* Page transcription entries:
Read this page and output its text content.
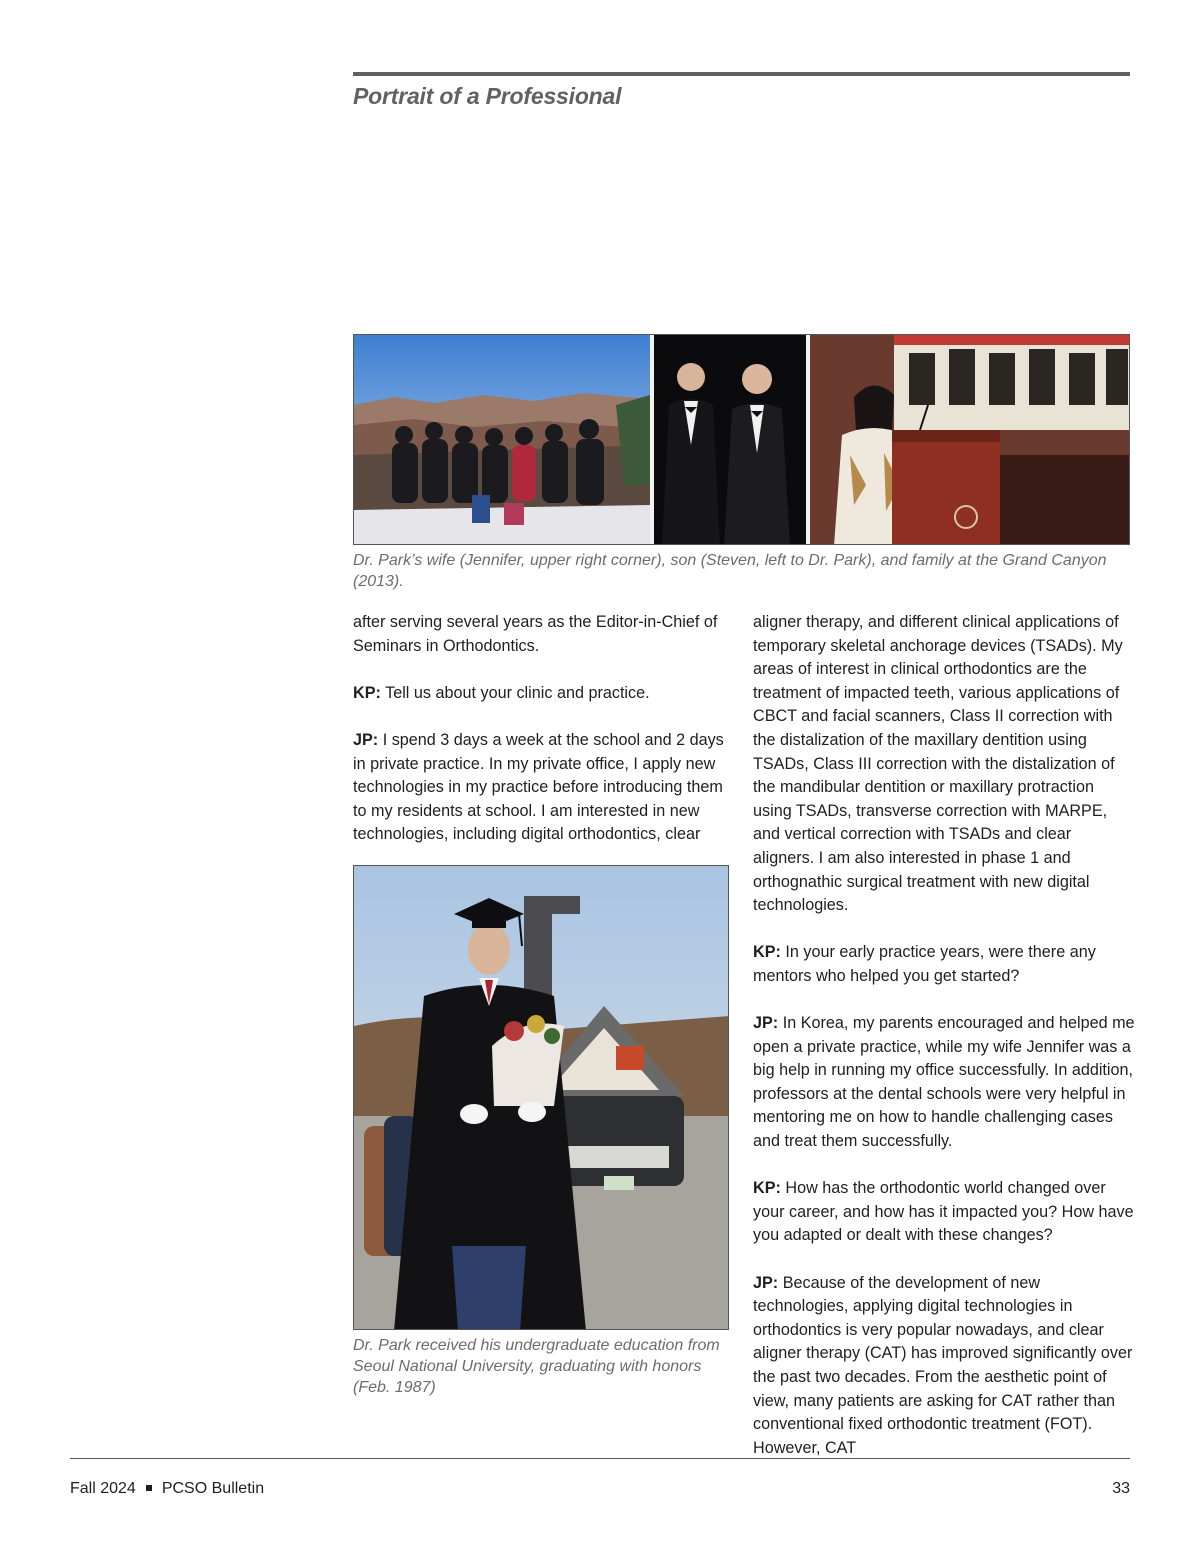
Portrait of a Professional

Dr. Park’s wife (Jennifer, upper right corner), son (Steven, left to Dr. Park), and family at the Grand Canyon (2013).

after serving several years as the Editor-in-Chief of Seminars in Orthodontics.

KP: Tell us about your clinic and practice.

JP: I spend 3 days a week at the school and 2 days in private practice. In my private office, I apply new technologies in my practice before introducing them to my residents at school. I am interested in new technologies, including digital orthodontics, clear

Dr. Park received his undergraduate education from Seoul National University, graduating with honors (Feb. 1987)

aligner therapy, and different clinical applications of temporary skeletal anchorage devices (TSADs). My areas of interest in clinical orthodontics are the treatment of impacted teeth, various applications of CBCT and facial scanners, Class II correction with the distalization of the maxillary dentition using TSADs, Class III correction with the distalization of the mandibular dentition or maxillary protraction using TSADs, transverse correction with MARPE, and vertical correction with TSADs and clear aligners. I am also interested in phase 1 and orthognathic surgical treatment with new digital technologies.

KP: In your early practice years, were there any mentors who helped you get started?

JP: In Korea, my parents encouraged and helped me open a private practice, while my wife Jennifer was a big help in running my office successfully. In addition, professors at the dental schools were very helpful in mentoring me on how to handle challenging cases and treat them successfully.

KP: How has the orthodontic world changed over your career, and how has it impacted you? How have you adapted or dealt with these changes?

JP: Because of the development of new technologies, applying digital technologies in orthodontics is very popular nowadays, and clear aligner therapy (CAT) has improved significantly over the past two decades. From the aesthetic point of view, many patients are asking for CAT rather than conventional fixed orthodontic treatment (FOT). However, CAT

Fall 2024 PCSO Bulletin	33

* What the task requires: Each line of the entries holding the string "Park" should be found and copied.

* Solution for this problem:
Dr. Park’s wife (Jennifer, upper right corner), son (Steven, left to Dr. Park), and family at the Grand Canyon (2013).
Dr. Park received his undergraduate education from Seoul National University, graduating with honors (Feb. 1987)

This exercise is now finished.